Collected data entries
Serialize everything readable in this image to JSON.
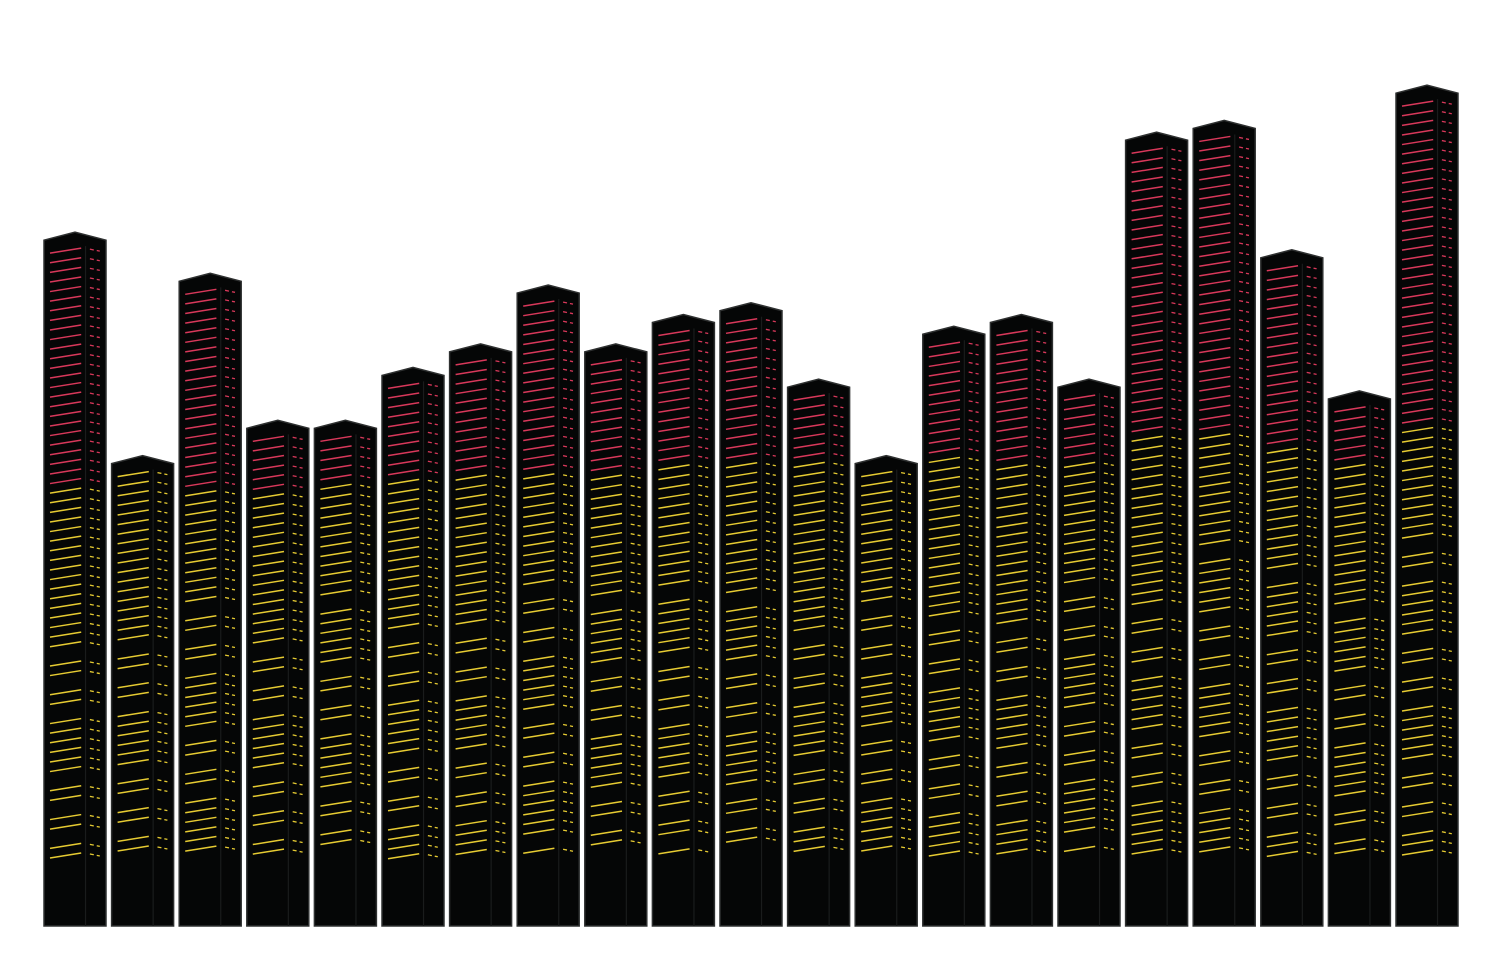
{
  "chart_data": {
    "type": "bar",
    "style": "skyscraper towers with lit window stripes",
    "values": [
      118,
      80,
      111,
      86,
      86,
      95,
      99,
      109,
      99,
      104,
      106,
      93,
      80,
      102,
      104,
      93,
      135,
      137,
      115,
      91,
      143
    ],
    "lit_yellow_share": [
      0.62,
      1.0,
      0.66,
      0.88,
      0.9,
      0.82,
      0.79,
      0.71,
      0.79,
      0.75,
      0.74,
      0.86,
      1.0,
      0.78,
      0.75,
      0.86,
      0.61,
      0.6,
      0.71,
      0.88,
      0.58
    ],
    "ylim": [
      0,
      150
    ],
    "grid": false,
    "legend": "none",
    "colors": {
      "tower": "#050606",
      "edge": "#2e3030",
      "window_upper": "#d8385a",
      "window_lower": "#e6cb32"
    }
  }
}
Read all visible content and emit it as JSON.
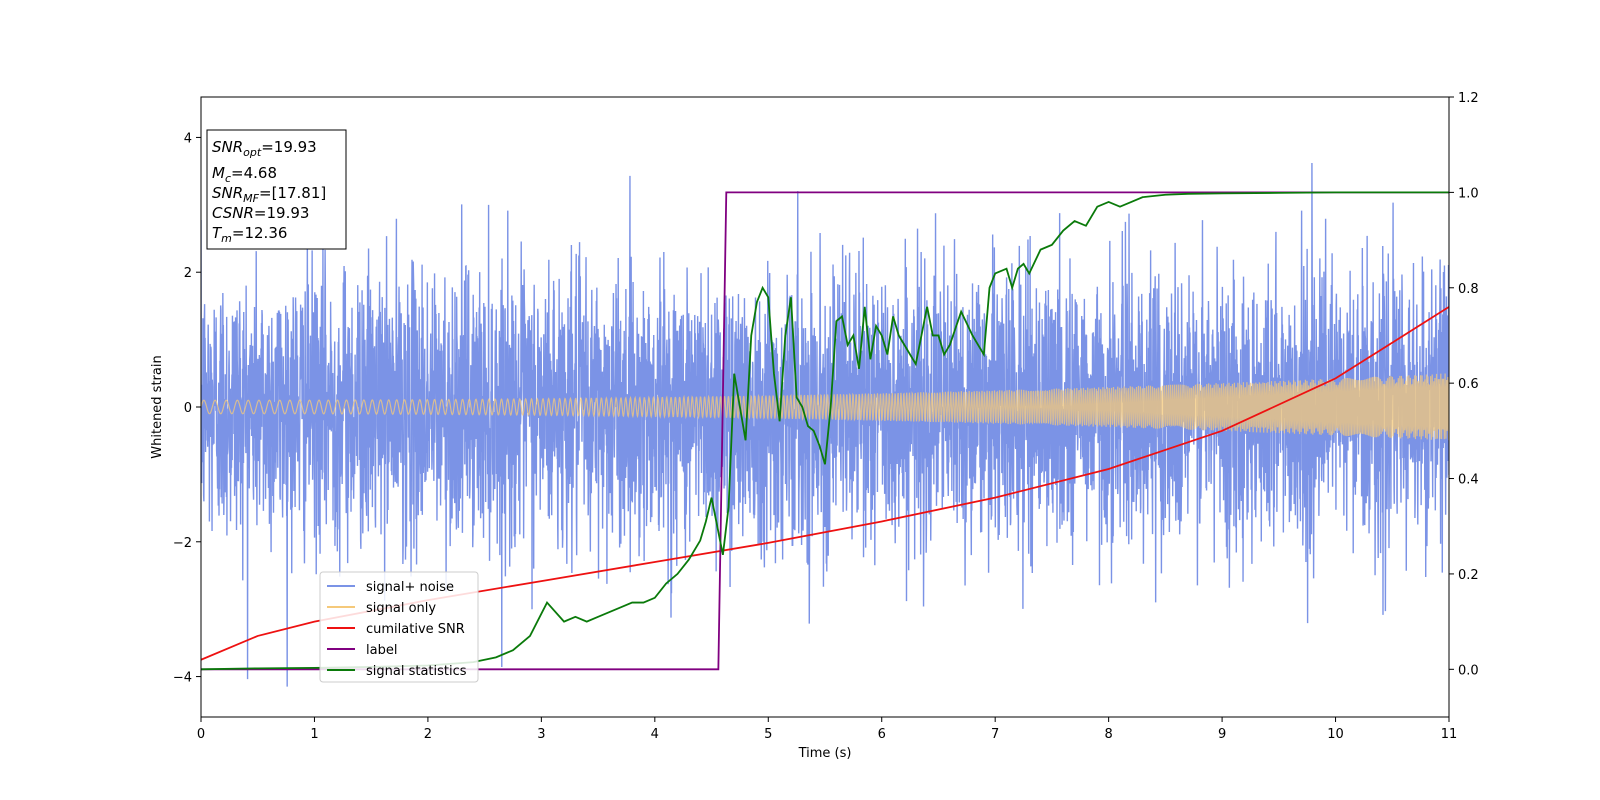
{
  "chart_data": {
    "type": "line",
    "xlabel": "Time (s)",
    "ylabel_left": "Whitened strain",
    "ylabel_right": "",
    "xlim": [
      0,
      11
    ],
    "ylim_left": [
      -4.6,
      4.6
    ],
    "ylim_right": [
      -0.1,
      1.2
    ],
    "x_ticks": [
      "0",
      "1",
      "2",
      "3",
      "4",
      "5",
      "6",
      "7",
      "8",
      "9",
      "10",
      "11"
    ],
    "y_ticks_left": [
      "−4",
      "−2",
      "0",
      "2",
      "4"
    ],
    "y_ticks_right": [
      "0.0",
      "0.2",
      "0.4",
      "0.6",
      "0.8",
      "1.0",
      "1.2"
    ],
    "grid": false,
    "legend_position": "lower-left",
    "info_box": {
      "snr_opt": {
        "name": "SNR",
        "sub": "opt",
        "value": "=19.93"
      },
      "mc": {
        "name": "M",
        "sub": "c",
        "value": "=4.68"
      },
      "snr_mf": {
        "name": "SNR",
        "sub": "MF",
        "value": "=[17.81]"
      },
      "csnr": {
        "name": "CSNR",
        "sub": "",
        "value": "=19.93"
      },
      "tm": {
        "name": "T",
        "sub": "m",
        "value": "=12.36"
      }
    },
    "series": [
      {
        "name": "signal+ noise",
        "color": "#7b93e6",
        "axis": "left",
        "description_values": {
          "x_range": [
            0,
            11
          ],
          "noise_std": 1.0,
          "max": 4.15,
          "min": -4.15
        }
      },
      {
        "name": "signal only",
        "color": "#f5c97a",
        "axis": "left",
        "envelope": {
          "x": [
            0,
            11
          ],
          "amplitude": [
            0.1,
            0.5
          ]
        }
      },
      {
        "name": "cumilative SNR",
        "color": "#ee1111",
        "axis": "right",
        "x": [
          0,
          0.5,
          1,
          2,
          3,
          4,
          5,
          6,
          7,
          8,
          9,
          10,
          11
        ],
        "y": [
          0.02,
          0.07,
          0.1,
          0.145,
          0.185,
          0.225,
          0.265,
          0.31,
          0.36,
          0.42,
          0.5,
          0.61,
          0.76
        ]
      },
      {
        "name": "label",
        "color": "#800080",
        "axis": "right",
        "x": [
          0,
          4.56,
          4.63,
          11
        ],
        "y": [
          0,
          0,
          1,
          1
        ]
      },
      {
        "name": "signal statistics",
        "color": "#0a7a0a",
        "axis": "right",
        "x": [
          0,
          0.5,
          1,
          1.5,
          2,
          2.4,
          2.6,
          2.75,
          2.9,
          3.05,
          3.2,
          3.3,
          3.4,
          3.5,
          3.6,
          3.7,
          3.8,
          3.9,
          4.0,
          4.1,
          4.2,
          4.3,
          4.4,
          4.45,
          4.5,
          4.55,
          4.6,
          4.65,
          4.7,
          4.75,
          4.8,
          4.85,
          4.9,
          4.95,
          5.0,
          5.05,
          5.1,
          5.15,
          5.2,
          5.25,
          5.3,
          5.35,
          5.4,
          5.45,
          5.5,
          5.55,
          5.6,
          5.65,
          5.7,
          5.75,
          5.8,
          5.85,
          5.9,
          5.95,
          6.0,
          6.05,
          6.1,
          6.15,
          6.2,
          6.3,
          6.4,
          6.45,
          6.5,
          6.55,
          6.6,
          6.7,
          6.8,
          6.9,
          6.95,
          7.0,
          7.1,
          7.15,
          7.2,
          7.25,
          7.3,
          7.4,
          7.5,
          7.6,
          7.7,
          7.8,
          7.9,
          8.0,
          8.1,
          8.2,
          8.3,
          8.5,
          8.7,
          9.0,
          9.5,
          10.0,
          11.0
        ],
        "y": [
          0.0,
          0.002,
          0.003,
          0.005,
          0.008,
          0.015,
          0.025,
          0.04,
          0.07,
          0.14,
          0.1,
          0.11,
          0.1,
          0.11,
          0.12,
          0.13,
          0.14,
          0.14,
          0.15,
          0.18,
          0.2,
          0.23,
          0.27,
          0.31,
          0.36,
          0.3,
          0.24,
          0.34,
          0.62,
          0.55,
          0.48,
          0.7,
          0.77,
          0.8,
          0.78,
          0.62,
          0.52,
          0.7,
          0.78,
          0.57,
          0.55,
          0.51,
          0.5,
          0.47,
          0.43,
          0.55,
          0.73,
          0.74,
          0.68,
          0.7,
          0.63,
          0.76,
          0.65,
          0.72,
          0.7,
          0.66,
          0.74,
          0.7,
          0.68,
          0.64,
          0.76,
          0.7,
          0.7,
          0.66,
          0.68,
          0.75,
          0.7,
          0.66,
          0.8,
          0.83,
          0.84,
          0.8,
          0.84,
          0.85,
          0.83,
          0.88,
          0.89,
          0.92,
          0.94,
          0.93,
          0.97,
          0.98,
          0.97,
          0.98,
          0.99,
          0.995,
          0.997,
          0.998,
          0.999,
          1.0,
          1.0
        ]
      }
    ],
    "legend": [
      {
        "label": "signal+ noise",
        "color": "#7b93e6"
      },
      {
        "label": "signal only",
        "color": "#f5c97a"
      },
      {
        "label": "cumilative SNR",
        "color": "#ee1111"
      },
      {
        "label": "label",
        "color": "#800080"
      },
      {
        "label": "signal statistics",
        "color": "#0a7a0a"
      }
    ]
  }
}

- Aim of the exercise
The listing above must be printed again exactly, minus its pictures.

- Task answer
Serialize everything readable in this image to JSON.
{
  "chart_data": {
    "type": "bar",
    "style": "skyscraper towers with lit window stripes",
    "values": [
      118,
      80,
      111,
      86,
      86,
      95,
      99,
      109,
      99,
      104,
      106,
      93,
      80,
      102,
      104,
      93,
      135,
      137,
      115,
      91,
      143
    ],
    "lit_yellow_share": [
      0.62,
      1.0,
      0.66,
      0.88,
      0.9,
      0.82,
      0.79,
      0.71,
      0.79,
      0.75,
      0.74,
      0.86,
      1.0,
      0.78,
      0.75,
      0.86,
      0.61,
      0.6,
      0.71,
      0.88,
      0.58
    ],
    "ylim": [
      0,
      150
    ],
    "grid": false,
    "legend": "none",
    "colors": {
      "tower": "#050606",
      "edge": "#2e3030",
      "window_upper": "#d8385a",
      "window_lower": "#e6cb32"
    }
  }
}
Read all visible content and emit it as JSON.
{
  "chart_data": {
    "type": "line",
    "xlabel": "Time (s)",
    "ylabel_left": "Whitened strain",
    "ylabel_right": "",
    "xlim": [
      0,
      11
    ],
    "ylim_left": [
      -4.6,
      4.6
    ],
    "ylim_right": [
      -0.1,
      1.2
    ],
    "x_ticks": [
      "0",
      "1",
      "2",
      "3",
      "4",
      "5",
      "6",
      "7",
      "8",
      "9",
      "10",
      "11"
    ],
    "y_ticks_left": [
      "−4",
      "−2",
      "0",
      "2",
      "4"
    ],
    "y_ticks_right": [
      "0.0",
      "0.2",
      "0.4",
      "0.6",
      "0.8",
      "1.0",
      "1.2"
    ],
    "grid": false,
    "legend_position": "lower-left",
    "info_box": {
      "snr_opt": {
        "name": "SNR",
        "sub": "opt",
        "value": "=19.93"
      },
      "mc": {
        "name": "M",
        "sub": "c",
        "value": "=4.68"
      },
      "snr_mf": {
        "name": "SNR",
        "sub": "MF",
        "value": "=[17.81]"
      },
      "csnr": {
        "name": "CSNR",
        "sub": "",
        "value": "=19.93"
      },
      "tm": {
        "name": "T",
        "sub": "m",
        "value": "=12.36"
      }
    },
    "series": [
      {
        "name": "signal+ noise",
        "color": "#7b93e6",
        "axis": "left",
        "description_values": {
          "x_range": [
            0,
            11
          ],
          "noise_std": 1.0,
          "max": 4.15,
          "min": -4.15
        }
      },
      {
        "name": "signal only",
        "color": "#f5c97a",
        "axis": "left",
        "envelope": {
          "x": [
            0,
            11
          ],
          "amplitude": [
            0.1,
            0.5
          ]
        }
      },
      {
        "name": "cumilative SNR",
        "color": "#ee1111",
        "axis": "right",
        "x": [
          0,
          0.5,
          1,
          2,
          3,
          4,
          5,
          6,
          7,
          8,
          9,
          10,
          11
        ],
        "y": [
          0.02,
          0.07,
          0.1,
          0.145,
          0.185,
          0.225,
          0.265,
          0.31,
          0.36,
          0.42,
          0.5,
          0.61,
          0.76
        ]
      },
      {
        "name": "label",
        "color": "#800080",
        "axis": "right",
        "x": [
          0,
          4.56,
          4.63,
          11
        ],
        "y": [
          0,
          0,
          1,
          1
        ]
      },
      {
        "name": "signal statistics",
        "color": "#0a7a0a",
        "axis": "right",
        "x": [
          0,
          0.5,
          1,
          1.5,
          2,
          2.4,
          2.6,
          2.75,
          2.9,
          3.05,
          3.2,
          3.3,
          3.4,
          3.5,
          3.6,
          3.7,
          3.8,
          3.9,
          4.0,
          4.1,
          4.2,
          4.3,
          4.4,
          4.45,
          4.5,
          4.55,
          4.6,
          4.65,
          4.7,
          4.75,
          4.8,
          4.85,
          4.9,
          4.95,
          5.0,
          5.05,
          5.1,
          5.15,
          5.2,
          5.25,
          5.3,
          5.35,
          5.4,
          5.45,
          5.5,
          5.55,
          5.6,
          5.65,
          5.7,
          5.75,
          5.8,
          5.85,
          5.9,
          5.95,
          6.0,
          6.05,
          6.1,
          6.15,
          6.2,
          6.3,
          6.4,
          6.45,
          6.5,
          6.55,
          6.6,
          6.7,
          6.8,
          6.9,
          6.95,
          7.0,
          7.1,
          7.15,
          7.2,
          7.25,
          7.3,
          7.4,
          7.5,
          7.6,
          7.7,
          7.8,
          7.9,
          8.0,
          8.1,
          8.2,
          8.3,
          8.5,
          8.7,
          9.0,
          9.5,
          10.0,
          11.0
        ],
        "y": [
          0.0,
          0.002,
          0.003,
          0.005,
          0.008,
          0.015,
          0.025,
          0.04,
          0.07,
          0.14,
          0.1,
          0.11,
          0.1,
          0.11,
          0.12,
          0.13,
          0.14,
          0.14,
          0.15,
          0.18,
          0.2,
          0.23,
          0.27,
          0.31,
          0.36,
          0.3,
          0.24,
          0.34,
          0.62,
          0.55,
          0.48,
          0.7,
          0.77,
          0.8,
          0.78,
          0.62,
          0.52,
          0.7,
          0.78,
          0.57,
          0.55,
          0.51,
          0.5,
          0.47,
          0.43,
          0.55,
          0.73,
          0.74,
          0.68,
          0.7,
          0.63,
          0.76,
          0.65,
          0.72,
          0.7,
          0.66,
          0.74,
          0.7,
          0.68,
          0.64,
          0.76,
          0.7,
          0.7,
          0.66,
          0.68,
          0.75,
          0.7,
          0.66,
          0.8,
          0.83,
          0.84,
          0.8,
          0.84,
          0.85,
          0.83,
          0.88,
          0.89,
          0.92,
          0.94,
          0.93,
          0.97,
          0.98,
          0.97,
          0.98,
          0.99,
          0.995,
          0.997,
          0.998,
          0.999,
          1.0,
          1.0
        ]
      }
    ],
    "legend": [
      {
        "label": "signal+ noise",
        "color": "#7b93e6"
      },
      {
        "label": "signal only",
        "color": "#f5c97a"
      },
      {
        "label": "cumilative SNR",
        "color": "#ee1111"
      },
      {
        "label": "label",
        "color": "#800080"
      },
      {
        "label": "signal statistics",
        "color": "#0a7a0a"
      }
    ]
  }
}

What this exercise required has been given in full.